== Extracted entries ==
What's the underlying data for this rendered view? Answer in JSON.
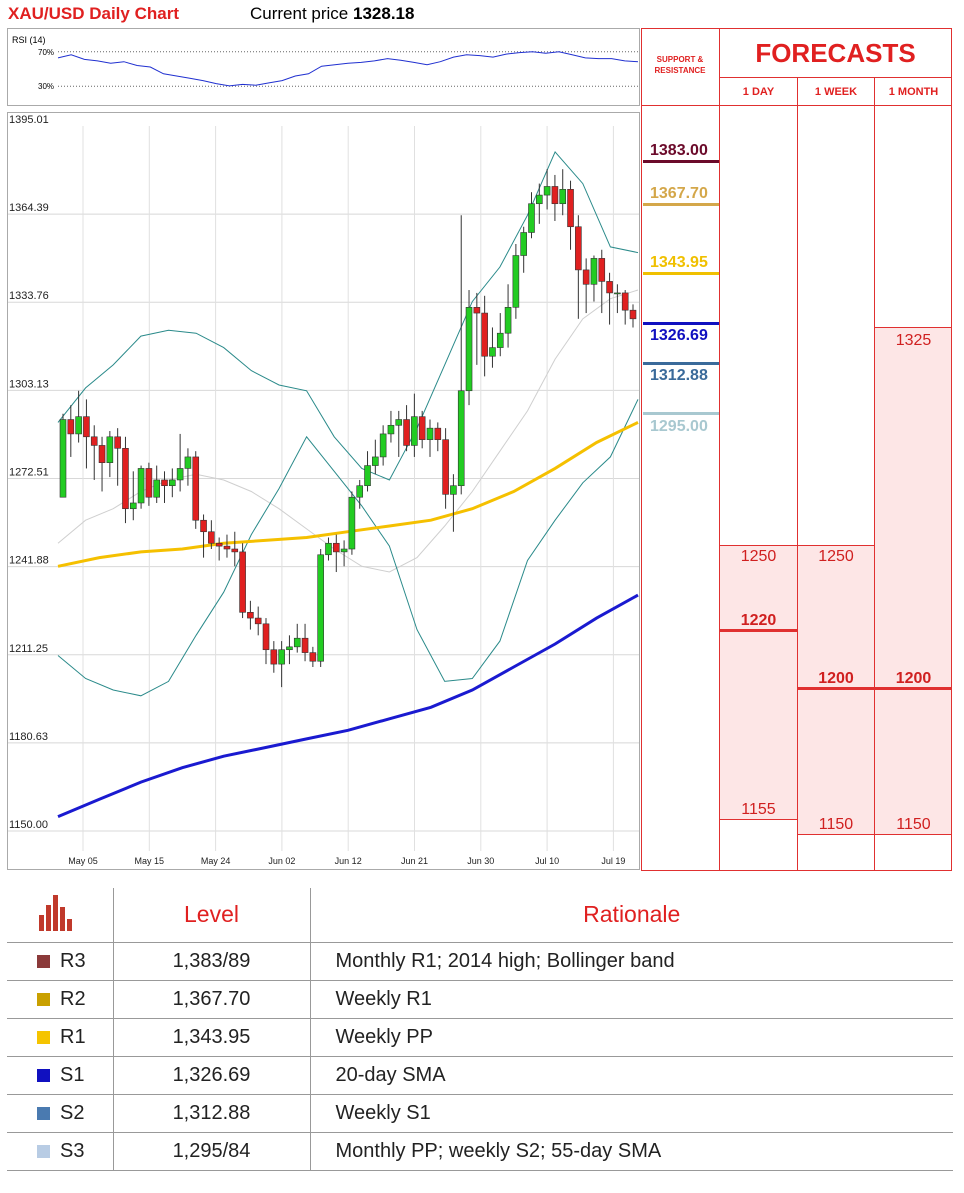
{
  "header": {
    "title": "XAU/USD Daily Chart",
    "price_label": "Current price",
    "price_value": "1328.18"
  },
  "rsi": {
    "label": "RSI (14)",
    "level_70": "70%",
    "level_30": "30%",
    "values": [
      62,
      66,
      60,
      58,
      55,
      57,
      52,
      50,
      49,
      46,
      43,
      40,
      36,
      33,
      35,
      34,
      37,
      40,
      46,
      49,
      51,
      53,
      55,
      56,
      58,
      61,
      59,
      56,
      53,
      57,
      63,
      66,
      65,
      63,
      67,
      69,
      70,
      68,
      70,
      66,
      62,
      61,
      61,
      58,
      57
    ]
  },
  "chart_data": {
    "type": "candlestick",
    "title": "XAU/USD Daily Chart",
    "y_ticks": [
      "1395.01",
      "1364.39",
      "1333.76",
      "1303.13",
      "1272.51",
      "1241.88",
      "1211.25",
      "1180.63",
      "1150.00"
    ],
    "ylim": [
      1150.0,
      1395.01
    ],
    "x_ticks": [
      "May 05",
      "May 15",
      "May 24",
      "Jun 02",
      "Jun 12",
      "Jun 21",
      "Jun 30",
      "Jul 10",
      "Jul 19"
    ],
    "grid": true,
    "candles": [
      [
        1266,
        1293,
        1295,
        1266
      ],
      [
        1293,
        1288,
        1298,
        1280
      ],
      [
        1288,
        1294,
        1303,
        1285
      ],
      [
        1294,
        1287,
        1300,
        1276
      ],
      [
        1287,
        1284,
        1291,
        1272
      ],
      [
        1284,
        1278,
        1287,
        1268
      ],
      [
        1278,
        1287,
        1289,
        1273
      ],
      [
        1287,
        1283,
        1290,
        1270
      ],
      [
        1283,
        1262,
        1287,
        1257
      ],
      [
        1262,
        1264,
        1275,
        1258
      ],
      [
        1264,
        1276,
        1277,
        1262
      ],
      [
        1276,
        1266,
        1278,
        1263
      ],
      [
        1266,
        1272,
        1277,
        1264
      ],
      [
        1272,
        1270,
        1275,
        1264
      ],
      [
        1270,
        1272,
        1276,
        1266
      ],
      [
        1272,
        1276,
        1288,
        1268
      ],
      [
        1276,
        1280,
        1283,
        1270
      ],
      [
        1280,
        1258,
        1282,
        1255
      ],
      [
        1258,
        1254,
        1260,
        1245
      ],
      [
        1254,
        1250,
        1258,
        1248
      ],
      [
        1250,
        1249,
        1252,
        1244
      ],
      [
        1249,
        1248,
        1253,
        1245
      ],
      [
        1248,
        1247,
        1254,
        1242
      ],
      [
        1247,
        1226,
        1250,
        1224
      ],
      [
        1226,
        1224,
        1230,
        1220
      ],
      [
        1224,
        1222,
        1228,
        1218
      ],
      [
        1222,
        1213,
        1224,
        1208
      ],
      [
        1213,
        1208,
        1216,
        1205
      ],
      [
        1208,
        1213,
        1216,
        1200
      ],
      [
        1213,
        1214,
        1218,
        1208
      ],
      [
        1214,
        1217,
        1222,
        1212
      ],
      [
        1217,
        1212,
        1222,
        1209
      ],
      [
        1212,
        1209,
        1214,
        1207
      ],
      [
        1209,
        1246,
        1248,
        1207
      ],
      [
        1246,
        1250,
        1252,
        1244
      ],
      [
        1250,
        1247,
        1253,
        1240
      ],
      [
        1247,
        1248,
        1251,
        1242
      ],
      [
        1248,
        1266,
        1268,
        1246
      ],
      [
        1266,
        1270,
        1272,
        1262
      ],
      [
        1270,
        1277,
        1282,
        1268
      ],
      [
        1277,
        1280,
        1286,
        1274
      ],
      [
        1280,
        1288,
        1291,
        1277
      ],
      [
        1288,
        1291,
        1296,
        1285
      ],
      [
        1291,
        1293,
        1296,
        1280
      ],
      [
        1293,
        1284,
        1298,
        1282
      ],
      [
        1284,
        1294,
        1302,
        1280
      ],
      [
        1294,
        1286,
        1296,
        1283
      ],
      [
        1286,
        1290,
        1293,
        1280
      ],
      [
        1290,
        1286,
        1292,
        1282
      ],
      [
        1286,
        1267,
        1290,
        1262
      ],
      [
        1267,
        1270,
        1274,
        1254
      ],
      [
        1270,
        1303,
        1364,
        1267
      ],
      [
        1303,
        1332,
        1338,
        1298
      ],
      [
        1332,
        1330,
        1337,
        1312
      ],
      [
        1330,
        1315,
        1336,
        1308
      ],
      [
        1315,
        1318,
        1325,
        1311
      ],
      [
        1318,
        1323,
        1330,
        1315
      ],
      [
        1323,
        1332,
        1340,
        1318
      ],
      [
        1332,
        1350,
        1354,
        1328
      ],
      [
        1350,
        1358,
        1360,
        1344
      ],
      [
        1358,
        1368,
        1372,
        1356
      ],
      [
        1368,
        1371,
        1375,
        1361
      ],
      [
        1371,
        1374,
        1380,
        1366
      ],
      [
        1374,
        1368,
        1378,
        1362
      ],
      [
        1368,
        1373,
        1380,
        1364
      ],
      [
        1373,
        1360,
        1376,
        1352
      ],
      [
        1360,
        1345,
        1364,
        1328
      ],
      [
        1345,
        1340,
        1349,
        1330
      ],
      [
        1340,
        1349,
        1350,
        1334
      ],
      [
        1349,
        1341,
        1352,
        1330
      ],
      [
        1341,
        1337,
        1344,
        1326
      ],
      [
        1337,
        1337,
        1340,
        1330
      ],
      [
        1337,
        1331,
        1338,
        1326
      ],
      [
        1331,
        1328,
        1333,
        1325
      ]
    ],
    "sma55": [
      1242,
      1245,
      1247,
      1248,
      1250,
      1251,
      1252,
      1254,
      1256,
      1258,
      1262,
      1268,
      1276,
      1285,
      1292
    ],
    "sma200": [
      1155,
      1161,
      1167,
      1172,
      1176,
      1179,
      1182,
      1185,
      1189,
      1193,
      1199,
      1207,
      1215,
      1224,
      1232
    ],
    "bb_upper": [
      1292,
      1304,
      1312,
      1322,
      1324,
      1323,
      1318,
      1310,
      1305,
      1303,
      1287,
      1276,
      1272,
      1290,
      1312,
      1334,
      1346,
      1364,
      1386,
      1375,
      1353,
      1351
    ],
    "bb_lower": [
      1211,
      1203,
      1199,
      1197,
      1202,
      1218,
      1233,
      1253,
      1269,
      1287,
      1275,
      1263,
      1249,
      1220,
      1202,
      1203,
      1216,
      1244,
      1258,
      1271,
      1280,
      1300
    ],
    "bb_mid": [
      1250,
      1258,
      1262,
      1268,
      1272,
      1274,
      1272,
      1268,
      1262,
      1255,
      1248,
      1242,
      1240,
      1245,
      1256,
      1268,
      1282,
      1296,
      1314,
      1328,
      1335,
      1338
    ],
    "support_resistance": [
      {
        "value": "1383.00",
        "color": "#6b0a2a"
      },
      {
        "value": "1367.70",
        "color": "#d4a74a"
      },
      {
        "value": "1343.95",
        "color": "#f0c000"
      },
      {
        "value": "1326.69",
        "color": "#1010c0"
      },
      {
        "value": "1312.88",
        "color": "#3a6a9a"
      },
      {
        "value": "1295.00",
        "color": "#a8c8d0"
      }
    ]
  },
  "forecasts": {
    "title": "FORECASTS",
    "sr_label": "SUPPORT & RESISTANCE",
    "columns": [
      {
        "label": "1 DAY",
        "high": "1250",
        "mid": "1220",
        "low": "1155"
      },
      {
        "label": "1 WEEK",
        "high": "1250",
        "mid": "1200",
        "low": "1150"
      },
      {
        "label": "1 MONTH",
        "high": "1325",
        "mid": "1200",
        "low": "1150"
      }
    ]
  },
  "table": {
    "col_level": "Level",
    "col_rationale": "Rationale",
    "rows": [
      {
        "name": "R3",
        "level": "1,383/89",
        "rationale": "Monthly R1; 2014 high; Bollinger band",
        "color": "#8b3a3a"
      },
      {
        "name": "R2",
        "level": "1,367.70",
        "rationale": "Weekly R1",
        "color": "#c9a000"
      },
      {
        "name": "R1",
        "level": "1,343.95",
        "rationale": "Weekly PP",
        "color": "#f5c400"
      },
      {
        "name": "S1",
        "level": "1,326.69",
        "rationale": "20-day SMA",
        "color": "#1010c0"
      },
      {
        "name": "S2",
        "level": "1,312.88",
        "rationale": "Weekly S1",
        "color": "#4a7ab0"
      },
      {
        "name": "S3",
        "level": "1,295/84",
        "rationale": "Monthly PP; weekly S2; 55-day SMA",
        "color": "#b8cce4"
      }
    ]
  }
}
===
Each line that contains the string "Monthly" counts once; say how many there are and nothing else.

#### Worked solution
2